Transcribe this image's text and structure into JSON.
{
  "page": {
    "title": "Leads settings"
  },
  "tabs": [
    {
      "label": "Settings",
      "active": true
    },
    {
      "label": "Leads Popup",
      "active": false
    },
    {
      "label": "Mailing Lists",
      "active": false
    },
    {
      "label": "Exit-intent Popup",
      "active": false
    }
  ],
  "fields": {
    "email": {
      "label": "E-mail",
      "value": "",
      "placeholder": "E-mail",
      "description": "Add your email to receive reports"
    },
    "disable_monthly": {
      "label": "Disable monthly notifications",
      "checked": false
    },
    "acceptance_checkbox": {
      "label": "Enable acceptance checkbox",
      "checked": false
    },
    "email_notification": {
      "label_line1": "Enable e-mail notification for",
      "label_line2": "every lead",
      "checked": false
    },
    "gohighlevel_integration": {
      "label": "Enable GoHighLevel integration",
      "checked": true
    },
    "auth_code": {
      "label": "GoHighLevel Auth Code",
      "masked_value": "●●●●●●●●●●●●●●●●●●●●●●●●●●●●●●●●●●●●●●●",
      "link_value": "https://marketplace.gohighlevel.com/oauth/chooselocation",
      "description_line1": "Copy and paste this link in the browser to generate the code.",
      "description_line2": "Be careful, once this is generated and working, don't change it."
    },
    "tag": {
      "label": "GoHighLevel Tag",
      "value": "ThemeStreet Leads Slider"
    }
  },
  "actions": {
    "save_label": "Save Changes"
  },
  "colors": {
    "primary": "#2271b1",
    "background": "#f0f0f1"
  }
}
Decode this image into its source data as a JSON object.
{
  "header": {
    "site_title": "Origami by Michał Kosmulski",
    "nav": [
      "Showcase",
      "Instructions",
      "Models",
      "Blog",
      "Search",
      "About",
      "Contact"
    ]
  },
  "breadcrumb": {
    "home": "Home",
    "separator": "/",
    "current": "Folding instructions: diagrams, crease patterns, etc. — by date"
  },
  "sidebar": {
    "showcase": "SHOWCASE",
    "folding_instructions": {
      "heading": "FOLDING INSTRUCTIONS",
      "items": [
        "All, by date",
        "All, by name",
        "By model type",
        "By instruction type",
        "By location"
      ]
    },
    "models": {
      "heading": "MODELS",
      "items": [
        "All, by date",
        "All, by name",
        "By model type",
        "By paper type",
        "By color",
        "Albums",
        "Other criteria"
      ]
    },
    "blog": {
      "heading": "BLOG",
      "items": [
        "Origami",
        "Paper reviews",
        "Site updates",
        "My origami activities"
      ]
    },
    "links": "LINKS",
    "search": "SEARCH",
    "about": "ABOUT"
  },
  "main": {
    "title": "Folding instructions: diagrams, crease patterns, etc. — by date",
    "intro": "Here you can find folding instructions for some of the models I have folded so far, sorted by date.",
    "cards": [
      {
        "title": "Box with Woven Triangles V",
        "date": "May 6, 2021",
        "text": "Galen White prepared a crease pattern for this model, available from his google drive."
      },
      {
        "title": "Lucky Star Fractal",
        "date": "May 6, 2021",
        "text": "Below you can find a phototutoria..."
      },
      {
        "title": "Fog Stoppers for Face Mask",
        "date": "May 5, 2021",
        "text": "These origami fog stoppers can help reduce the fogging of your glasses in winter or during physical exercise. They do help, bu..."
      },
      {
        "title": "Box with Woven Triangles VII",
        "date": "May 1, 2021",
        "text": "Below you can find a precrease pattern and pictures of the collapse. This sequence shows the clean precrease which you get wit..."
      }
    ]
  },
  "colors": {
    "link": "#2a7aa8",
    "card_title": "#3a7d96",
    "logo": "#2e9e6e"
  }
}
-------------------------
List each line of the records that holds the string "patterns".

== Task response ==
    "current": "Folding instructions: diagrams, crease patterns, etc. — by date"
    "title": "Folding instructions: diagrams, crease patterns, etc. — by date",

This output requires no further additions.